::: Supplied passage
Jeannes also appears to be interested in buying gold explorer Osisko Mining Corp., owner of the Malartic gold deposit in Quebec, after overseeing Goldcorp's decision to buy just under 13 per cent of its shares last summer. Analysts believe it's only a matter of time before Goldcorp takes over the entire company.

A significant challenge for Jeannes is unloading assets that no longer fit with Goldcorp's high-growth, low-cost strategy, while not throwing away opportunities for growth down the road. With this balancing act in mind, Goldcorp made a deal in May to sell its Escobal silver deposit in Guatemala to a new company called Tahoe Resources Inc. As part of the $505-million (U.S.) deal, Goldcorp will receive a 40 per cent stake in Tahoe. Given the web of connections in Jeannes's career, it seems unsurprising that Tahoe is the creation of McArthur, his former boss.
::::::
::: Supplied data
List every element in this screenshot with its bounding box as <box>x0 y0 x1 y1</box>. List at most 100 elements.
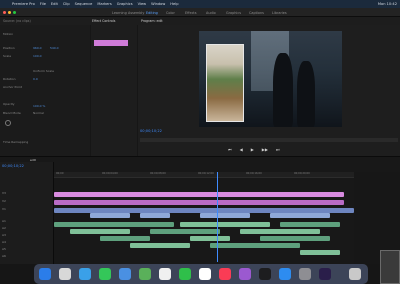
::::::
▶ [Your tasks]:
[A] According to the passage about Goldcorp, why did Goldcorp sell its Escobal silver deposit while keeping a stake in the buyer? Answer in one to three sentences.
[B] Carry on the passage about Goldcorp from the point where it stops.

▶ [Set of answers]:
[A] Goldcorp was trying to unload assets that no longer fit its high-growth, low-cost strategy without throwing away chances for future growth. Selling Escobal to Tahoe Resources removed an asset that didn't fit. Taking a 40 per cent stake in Tahoe as part of the deal kept some of that future growth potential.

[B]
Jeannes then made a near copycat sale in early June, selling the company's San Dimas gold-silver deposit in Mexico to explorer Mala Noche Resources for about $500-million, and taking a 30 per cent stake in the Vancouver-based explorer. The deal also marks the comeback of former Iamgold Corp. CEO Joseph Conway, who becomes Mala Noche's CEO. (During the M&A flurry earlier this decade, it was Conway's Iamgold that tried to take over Telfer's Wheaton River, before it merged with Goldcorp.) It's these types of strategic deals, not to mention that rising gold price, that have given many analysts the confidence to reinforce and, in some cases, upgrade Goldcorp's stock in recent months. While Jeannes is not a flamboyant dealmaker like his predecessors, that distinction could be the very thing they like about the company in 2010.

"Chuck is the right man for the job at the right time," says Ted Hirst, co-head of global investment banking at Canaccord Genuity, which has been an adviser to Goldcorp for the past several years. "He will take Goldcorp to the next level, with an approach that is both focused and reflective of his knowledge of the industry, something he has built over the years."

Others are attracted to Jeannes's "conservative, small-company mentality"-the description of Salman Partners analyst Haytham Hodaly. "It allows him to only look at accretive acquisitions rather than grow for the sake of growing."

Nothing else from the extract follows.